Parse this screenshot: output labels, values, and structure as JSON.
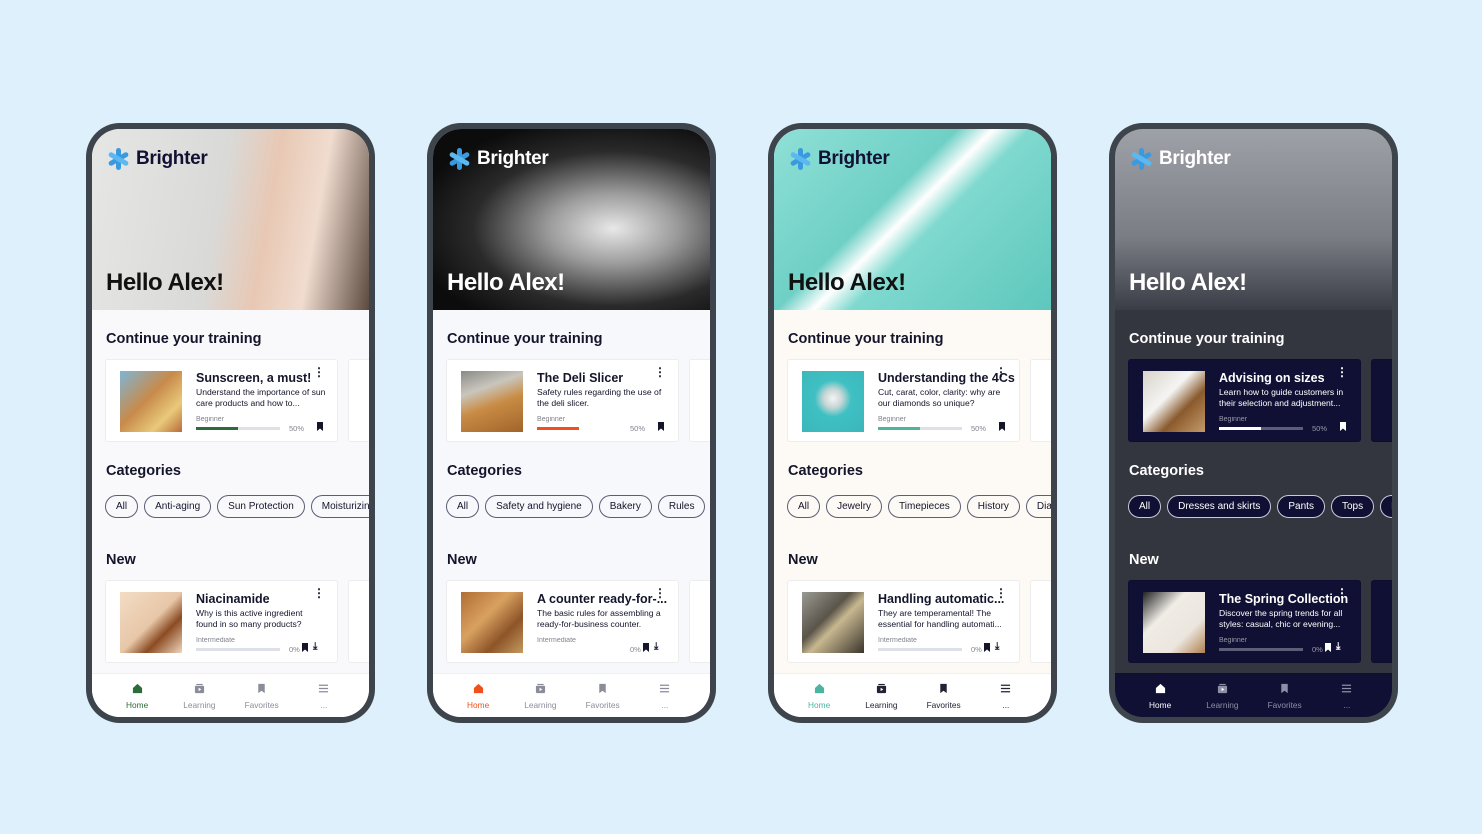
{
  "app_name": "Brighter",
  "phones": [
    {
      "theme": {
        "bg": "#f9f9fb",
        "card": "#ffffff",
        "text": "#14152b",
        "accent": "#2e6b3a",
        "track": "#dde0e6",
        "chip": "#5b5e75",
        "nav": "#ffffff",
        "navText": "#8a8d99",
        "hero": "linear-gradient(100deg,#e6e7e5 0%,#d9dad8 45%,#e8c8b4 62%,#f0dccf 78%,#5c4a3f 100%)",
        "helloColor": "#111111",
        "logoColor": "#111133",
        "thumb1": "linear-gradient(135deg,#7fb5d6,#c88a4a 45%,#e9c97a 75%,#b86c3a)",
        "thumb2": "linear-gradient(135deg,#f3dcc4,#e7c7a8 50%,#8b4b22 70%,#f0d6bd)"
      },
      "greeting": "Hello Alex!",
      "continue_title": "Continue your training",
      "continue_card": {
        "title": "Sunscreen, a must!",
        "desc": "Understand the importance of sun care products and how to...",
        "level": "Beginner",
        "progress": 50,
        "percent_label": "50%"
      },
      "categories_title": "Categories",
      "categories": [
        "All",
        "Anti-aging",
        "Sun Protection",
        "Moisturizing"
      ],
      "new_title": "New",
      "new_card": {
        "title": "Niacinamide",
        "desc": "Why is this active ingredient found in so many products?",
        "level": "Intermediate",
        "progress": 0,
        "percent_label": "0%"
      },
      "nav": [
        {
          "label": "Home",
          "icon": "home-icon",
          "active": true
        },
        {
          "label": "Learning",
          "icon": "learning-icon"
        },
        {
          "label": "Favorites",
          "icon": "bookmark-icon"
        },
        {
          "label": "...",
          "icon": "menu-icon"
        }
      ]
    },
    {
      "theme": {
        "bg": "#f6f8fc",
        "card": "#ffffff",
        "text": "#14152b",
        "accent": "#f0501e",
        "track": "#ffffff",
        "chip": "#5b5e75",
        "nav": "#ffffff",
        "navText": "#8a8d99",
        "hero": "radial-gradient(ellipse at 65% 55%,#e8e8e8 0%,#9c9c9c 25%,#2a2a2a 55%,#0c0c0c 80%)",
        "helloColor": "#ffffff",
        "logoColor": "#ffffff",
        "thumb1": "linear-gradient(160deg,#8a8a86,#c9c6bd 30%,#c98c45 55%,#a0642a)",
        "thumb2": "linear-gradient(135deg,#b06d35,#d9a160 40%,#8d5428 70%,#c49a5f)"
      },
      "greeting": "Hello Alex!",
      "continue_title": "Continue your training",
      "continue_card": {
        "title": "The Deli Slicer",
        "desc": "Safety rules regarding the use of the deli slicer.",
        "level": "Beginner",
        "progress": 50,
        "percent_label": "50%"
      },
      "categories_title": "Categories",
      "categories": [
        "All",
        "Safety and hygiene",
        "Bakery",
        "Rules"
      ],
      "new_title": "New",
      "new_card": {
        "title": "A counter ready-for-...",
        "desc": "The basic rules for assembling a ready-for-business counter.",
        "level": "Intermediate",
        "progress": 0,
        "percent_label": "0%"
      },
      "nav": [
        {
          "label": "Home",
          "icon": "home-icon",
          "active": true
        },
        {
          "label": "Learning",
          "icon": "learning-icon"
        },
        {
          "label": "Favorites",
          "icon": "bookmark-icon"
        },
        {
          "label": "...",
          "icon": "menu-icon"
        }
      ]
    },
    {
      "theme": {
        "bg": "#fdf9f4",
        "card": "#ffffff",
        "text": "#14152b",
        "accent": "#4bb5a0",
        "track": "#dde0e6",
        "chip": "#5b5e75",
        "nav": "#ffffff",
        "navText": "#222233",
        "hero": "linear-gradient(135deg,#8fe0d6 0%,#6fd0c6 40%,#ffffff 48%,#7fd9cf 56%,#5ec7bc 100%)",
        "helloColor": "#111111",
        "logoColor": "#111133",
        "thumb1": "radial-gradient(circle at 50% 45%,#f4f4f4 0%,#c8d6d6 20%,#3fc0c3 40%,#3bb6ba 100%)",
        "thumb2": "linear-gradient(135deg,#9a9a94,#5a544a 40%,#c8b890 55%,#3a342c)"
      },
      "greeting": "Hello Alex!",
      "continue_title": "Continue your training",
      "continue_card": {
        "title": "Understanding the 4Cs",
        "desc": "Cut, carat, color, clarity: why are our diamonds so unique?",
        "level": "Beginner",
        "progress": 50,
        "percent_label": "50%"
      },
      "categories_title": "Categories",
      "categories": [
        "All",
        "Jewelry",
        "Timepieces",
        "History",
        "Diamonds"
      ],
      "new_title": "New",
      "new_card": {
        "title": "Handling automatic...",
        "desc": "They are temperamental! The essential for handling automati...",
        "level": "Intermediate",
        "progress": 0,
        "percent_label": "0%"
      },
      "nav": [
        {
          "label": "Home",
          "icon": "home-icon",
          "active": true
        },
        {
          "label": "Learning",
          "icon": "learning-icon"
        },
        {
          "label": "Favorites",
          "icon": "bookmark-icon"
        },
        {
          "label": "...",
          "icon": "menu-icon"
        }
      ]
    },
    {
      "theme": {
        "bg": "#33353f",
        "card": "#0f1033",
        "text": "#ffffff",
        "accent": "#ffffff",
        "track": "#5c5e78",
        "chip": "#c9cad6",
        "chipBg": "#0f1033",
        "nav": "#0f1033",
        "navText": "#8d8fa8",
        "hero": "linear-gradient(180deg,#9fa1a8 0%,#7b7d85 60%,#3a3c46 100%)",
        "helloColor": "#ffffff",
        "logoColor": "#ffffff",
        "thumb1": "linear-gradient(135deg,#d9d3c9,#f5f5f5 40%,#8a5a2c 65%,#c49a6b)",
        "thumb2": "linear-gradient(135deg,#222,#f0ece6 35%,#ebe6de 70%,#b08050)"
      },
      "greeting": "Hello Alex!",
      "continue_title": "Continue your training",
      "continue_card": {
        "title": "Advising on sizes",
        "desc": "Learn how to guide customers in their selection and adjustment...",
        "level": "Beginner",
        "progress": 50,
        "percent_label": "50%"
      },
      "categories_title": "Categories",
      "categories": [
        "All",
        "Dresses and skirts",
        "Pants",
        "Tops",
        "F"
      ],
      "new_title": "New",
      "new_card": {
        "title": "The Spring Collection",
        "desc": "Discover the spring trends for all styles: casual, chic or evening...",
        "level": "Beginner",
        "progress": 0,
        "percent_label": "0%"
      },
      "nav": [
        {
          "label": "Home",
          "icon": "home-icon",
          "active": true
        },
        {
          "label": "Learning",
          "icon": "learning-icon"
        },
        {
          "label": "Favorites",
          "icon": "bookmark-icon"
        },
        {
          "label": "...",
          "icon": "menu-icon"
        }
      ]
    }
  ]
}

◇ ◇ ◇ ◇ ◇ ◇ ◇

» Request
Search the entries for the word "ready" and gather every line where it appears.

» Answer for this exercise
        "title": "A counter ready-for-...",
        "desc": "The basic rules for assembling a ready-for-business counter.",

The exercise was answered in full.